> _Do this_: Rewrite the records below, from the line containing "For every button, label, input, icon, or" through the line containing "dollar-sign-3: $ xyxy=(746,256,756,274)", as a Markdown table with two columns, No. and Entry, giving each line a row number and omitting any blank lines.

— BEGIN Materials provided —

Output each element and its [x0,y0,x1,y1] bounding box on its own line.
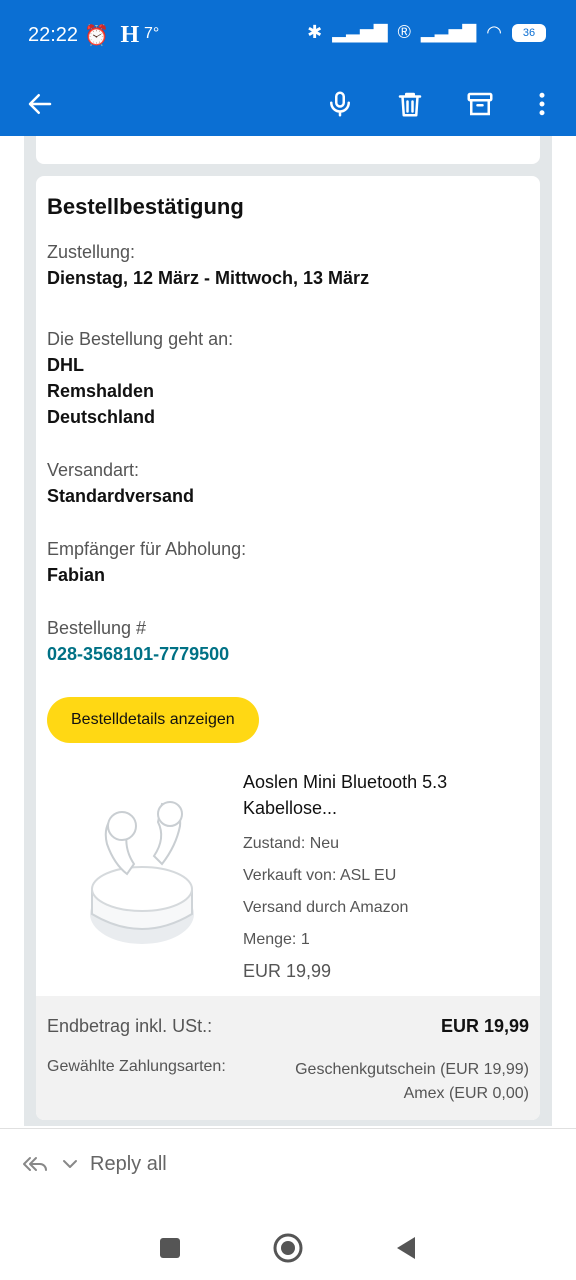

— END Materials provided —
— BEGIN Materials provided —

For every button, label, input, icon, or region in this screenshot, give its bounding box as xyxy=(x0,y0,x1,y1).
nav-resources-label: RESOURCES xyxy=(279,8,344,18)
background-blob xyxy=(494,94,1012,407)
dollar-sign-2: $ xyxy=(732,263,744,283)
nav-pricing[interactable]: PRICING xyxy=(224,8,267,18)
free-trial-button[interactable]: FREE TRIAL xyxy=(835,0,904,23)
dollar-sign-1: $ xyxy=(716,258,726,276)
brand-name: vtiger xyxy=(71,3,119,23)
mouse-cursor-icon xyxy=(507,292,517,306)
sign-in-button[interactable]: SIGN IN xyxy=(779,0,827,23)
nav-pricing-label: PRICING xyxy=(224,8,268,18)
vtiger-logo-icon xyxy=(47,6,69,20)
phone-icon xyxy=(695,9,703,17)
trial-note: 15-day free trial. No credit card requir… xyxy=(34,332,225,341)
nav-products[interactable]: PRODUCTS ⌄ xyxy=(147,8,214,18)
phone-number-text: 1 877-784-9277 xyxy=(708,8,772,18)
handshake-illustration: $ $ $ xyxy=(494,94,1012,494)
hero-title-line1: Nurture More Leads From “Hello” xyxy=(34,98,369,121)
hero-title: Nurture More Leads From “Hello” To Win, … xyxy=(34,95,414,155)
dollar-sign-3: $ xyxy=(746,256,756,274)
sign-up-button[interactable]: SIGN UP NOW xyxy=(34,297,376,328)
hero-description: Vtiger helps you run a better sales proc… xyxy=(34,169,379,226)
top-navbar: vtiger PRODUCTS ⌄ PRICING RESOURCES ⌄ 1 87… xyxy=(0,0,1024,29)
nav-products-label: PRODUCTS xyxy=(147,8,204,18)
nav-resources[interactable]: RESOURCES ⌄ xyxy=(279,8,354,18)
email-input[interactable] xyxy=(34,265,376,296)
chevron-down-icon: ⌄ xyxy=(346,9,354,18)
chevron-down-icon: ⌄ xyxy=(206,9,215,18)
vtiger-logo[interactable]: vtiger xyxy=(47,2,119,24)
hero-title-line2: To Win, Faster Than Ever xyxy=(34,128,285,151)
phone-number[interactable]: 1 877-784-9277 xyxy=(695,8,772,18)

— END Materials provided —

> _The response_:
| No. | Entry |
|---|---|
| 1 | For every button, label, input, icon, or region in this screenshot, give its bounding box as xyxy=(x0,y0,x1,y1). |
| 2 | nav-resources-label: RESOURCES xyxy=(279,8,344,18) |
| 3 | background-blob xyxy=(494,94,1012,407) |
| 4 | dollar-sign-2: $ xyxy=(732,263,744,283) |
| 5 | nav-pricing[interactable]: PRICING xyxy=(224,8,267,18) |
| 6 | free-trial-button[interactable]: FREE TRIAL xyxy=(835,0,904,23) |
| 7 | dollar-sign-1: $ xyxy=(716,258,726,276) |
| 8 | brand-name: vtiger xyxy=(71,3,119,23) |
| 9 | mouse-cursor-icon xyxy=(507,292,517,306) |
| 10 | sign-in-button[interactable]: SIGN IN xyxy=(779,0,827,23) |
| 11 | nav-pricing-label: PRICING xyxy=(224,8,268,18) |
| 12 | vtiger-logo-icon xyxy=(47,6,69,20) |
| 13 | phone-icon xyxy=(695,9,703,17) |
| 14 | trial-note: 15-day free trial. No credit card requir… xyxy=(34,332,225,341) |
| 15 | nav-products[interactable]: PRODUCTS ⌄ xyxy=(147,8,214,18) |
| 16 | phone-number-text: 1 877-784-9277 xyxy=(708,8,772,18) |
| 17 | handshake-illustration: $ $ $ xyxy=(494,94,1012,494) |
| 18 | hero-title-line1: Nurture More Leads From “Hello” xyxy=(34,98,369,121) |
| 19 | hero-title: Nurture More Leads From “Hello” To Win, … xyxy=(34,95,414,155) |
| 20 | dollar-sign-3: $ xyxy=(746,256,756,274) |